Task brief
Translate this sentence from the passage on kauri trees below into Spanish: "The trees store an immense amount of information about rapid and extreme climate change in the past."

Text block
——

Posted on 04/07/2010 7:12:24 PM PDT by SunkenCiv

Oxford University is involved in a research project to unearth 30,000 year old climate records, before they are lost forever. The rings of preserved kauri trees, hidden in New Zealand's peat bogs, hold the secret to climate fluctuations spanning back to the end of the last Ice Age... carbon dating and other analyses of the kauri tree rings. The trees store an immense amount of information about rapid and extreme climate change in the past. For instance, wide ring widths are associated with cool dry summer conditions... Tree rings are now known to be an excellent resource for extracting very precise and detailed data on atmospheric carbon from a particular time period. Therefore this study could help plug a large gap in our knowledge of climate change by extending historical weather records that only date back to the mid-nineteenth century... The research will focus on the last 30,000 years, but some trees date back 130,000 years. The period towards the end of the last Ice Age is particularly difficult to understand. This unique archive of kauri trees is likely to be lost within the next ten years because the timber is so highly-prized for furniture, arts and crafts. Kauri (Agathis australis) are conifer trees buried in peat bogs across northern New Zealand.

——

Dataset content
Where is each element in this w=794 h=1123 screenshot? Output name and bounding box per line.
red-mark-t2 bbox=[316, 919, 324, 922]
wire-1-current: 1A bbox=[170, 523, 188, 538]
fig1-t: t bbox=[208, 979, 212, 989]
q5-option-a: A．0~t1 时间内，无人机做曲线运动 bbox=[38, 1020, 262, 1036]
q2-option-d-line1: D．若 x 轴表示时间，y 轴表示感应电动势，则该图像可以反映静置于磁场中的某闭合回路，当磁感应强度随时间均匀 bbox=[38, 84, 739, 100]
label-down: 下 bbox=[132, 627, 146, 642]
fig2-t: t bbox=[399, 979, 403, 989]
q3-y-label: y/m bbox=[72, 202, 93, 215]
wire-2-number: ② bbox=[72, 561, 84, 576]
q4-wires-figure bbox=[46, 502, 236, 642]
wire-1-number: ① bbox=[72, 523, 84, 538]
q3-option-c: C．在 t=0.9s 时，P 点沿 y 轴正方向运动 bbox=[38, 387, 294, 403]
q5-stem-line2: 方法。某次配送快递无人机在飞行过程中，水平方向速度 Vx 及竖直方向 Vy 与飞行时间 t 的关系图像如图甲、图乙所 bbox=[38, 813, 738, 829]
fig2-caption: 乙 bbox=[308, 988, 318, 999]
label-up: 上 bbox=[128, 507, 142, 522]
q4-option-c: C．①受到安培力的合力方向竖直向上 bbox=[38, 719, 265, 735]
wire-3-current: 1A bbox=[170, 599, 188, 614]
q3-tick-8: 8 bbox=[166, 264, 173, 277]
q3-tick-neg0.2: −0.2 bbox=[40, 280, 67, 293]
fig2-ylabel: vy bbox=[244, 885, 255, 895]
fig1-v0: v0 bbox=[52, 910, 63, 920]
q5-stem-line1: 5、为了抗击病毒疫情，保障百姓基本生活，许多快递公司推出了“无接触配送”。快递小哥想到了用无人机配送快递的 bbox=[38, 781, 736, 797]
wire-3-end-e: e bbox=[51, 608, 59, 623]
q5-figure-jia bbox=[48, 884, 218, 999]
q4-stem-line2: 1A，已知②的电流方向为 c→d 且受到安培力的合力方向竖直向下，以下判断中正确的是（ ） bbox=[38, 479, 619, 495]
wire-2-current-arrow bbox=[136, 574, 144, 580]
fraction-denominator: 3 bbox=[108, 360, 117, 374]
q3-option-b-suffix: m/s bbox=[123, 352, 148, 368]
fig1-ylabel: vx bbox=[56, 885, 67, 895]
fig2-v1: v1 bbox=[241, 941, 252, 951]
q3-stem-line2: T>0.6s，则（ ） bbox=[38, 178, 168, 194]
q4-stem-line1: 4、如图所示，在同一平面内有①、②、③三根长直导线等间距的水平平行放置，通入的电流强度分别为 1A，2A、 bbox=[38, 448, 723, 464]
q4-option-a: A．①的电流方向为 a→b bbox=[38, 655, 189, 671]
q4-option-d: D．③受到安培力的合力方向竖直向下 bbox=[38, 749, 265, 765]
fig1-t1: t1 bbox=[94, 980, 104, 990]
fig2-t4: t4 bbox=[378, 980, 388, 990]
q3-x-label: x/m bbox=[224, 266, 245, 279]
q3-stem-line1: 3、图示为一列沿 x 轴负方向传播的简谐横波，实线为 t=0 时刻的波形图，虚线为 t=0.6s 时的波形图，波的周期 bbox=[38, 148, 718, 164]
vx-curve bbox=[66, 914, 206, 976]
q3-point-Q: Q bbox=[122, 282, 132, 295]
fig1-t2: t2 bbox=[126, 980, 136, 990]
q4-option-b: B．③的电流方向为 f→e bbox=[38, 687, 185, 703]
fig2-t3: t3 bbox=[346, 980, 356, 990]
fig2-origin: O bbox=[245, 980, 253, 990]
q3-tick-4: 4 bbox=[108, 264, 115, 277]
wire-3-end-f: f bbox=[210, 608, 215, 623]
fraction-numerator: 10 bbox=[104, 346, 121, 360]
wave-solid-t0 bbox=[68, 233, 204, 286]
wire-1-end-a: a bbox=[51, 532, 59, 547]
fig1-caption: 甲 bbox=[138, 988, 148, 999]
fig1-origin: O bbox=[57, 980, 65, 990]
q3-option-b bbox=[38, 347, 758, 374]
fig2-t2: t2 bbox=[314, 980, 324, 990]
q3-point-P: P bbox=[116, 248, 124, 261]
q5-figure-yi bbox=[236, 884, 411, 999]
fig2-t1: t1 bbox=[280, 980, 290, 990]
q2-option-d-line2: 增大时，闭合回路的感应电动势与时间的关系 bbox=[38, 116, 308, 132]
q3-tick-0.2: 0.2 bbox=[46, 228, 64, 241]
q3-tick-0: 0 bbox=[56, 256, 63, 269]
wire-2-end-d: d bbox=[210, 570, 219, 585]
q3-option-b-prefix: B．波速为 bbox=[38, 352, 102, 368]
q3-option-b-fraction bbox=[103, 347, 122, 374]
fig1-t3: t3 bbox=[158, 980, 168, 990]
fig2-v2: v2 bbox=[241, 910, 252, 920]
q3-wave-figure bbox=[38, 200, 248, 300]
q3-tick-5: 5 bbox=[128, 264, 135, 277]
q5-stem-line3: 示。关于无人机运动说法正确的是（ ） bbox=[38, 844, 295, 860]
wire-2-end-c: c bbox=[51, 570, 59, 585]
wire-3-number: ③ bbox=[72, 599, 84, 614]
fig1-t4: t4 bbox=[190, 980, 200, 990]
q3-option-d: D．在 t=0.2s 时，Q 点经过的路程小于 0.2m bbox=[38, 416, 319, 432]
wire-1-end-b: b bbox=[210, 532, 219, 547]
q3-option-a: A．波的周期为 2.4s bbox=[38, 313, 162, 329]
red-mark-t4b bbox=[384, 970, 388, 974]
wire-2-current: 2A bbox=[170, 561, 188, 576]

——

Answer
Los árboles almacenan una inmensa cantidad de información sobre cambios climáticos rápidos y extremos en el pasado.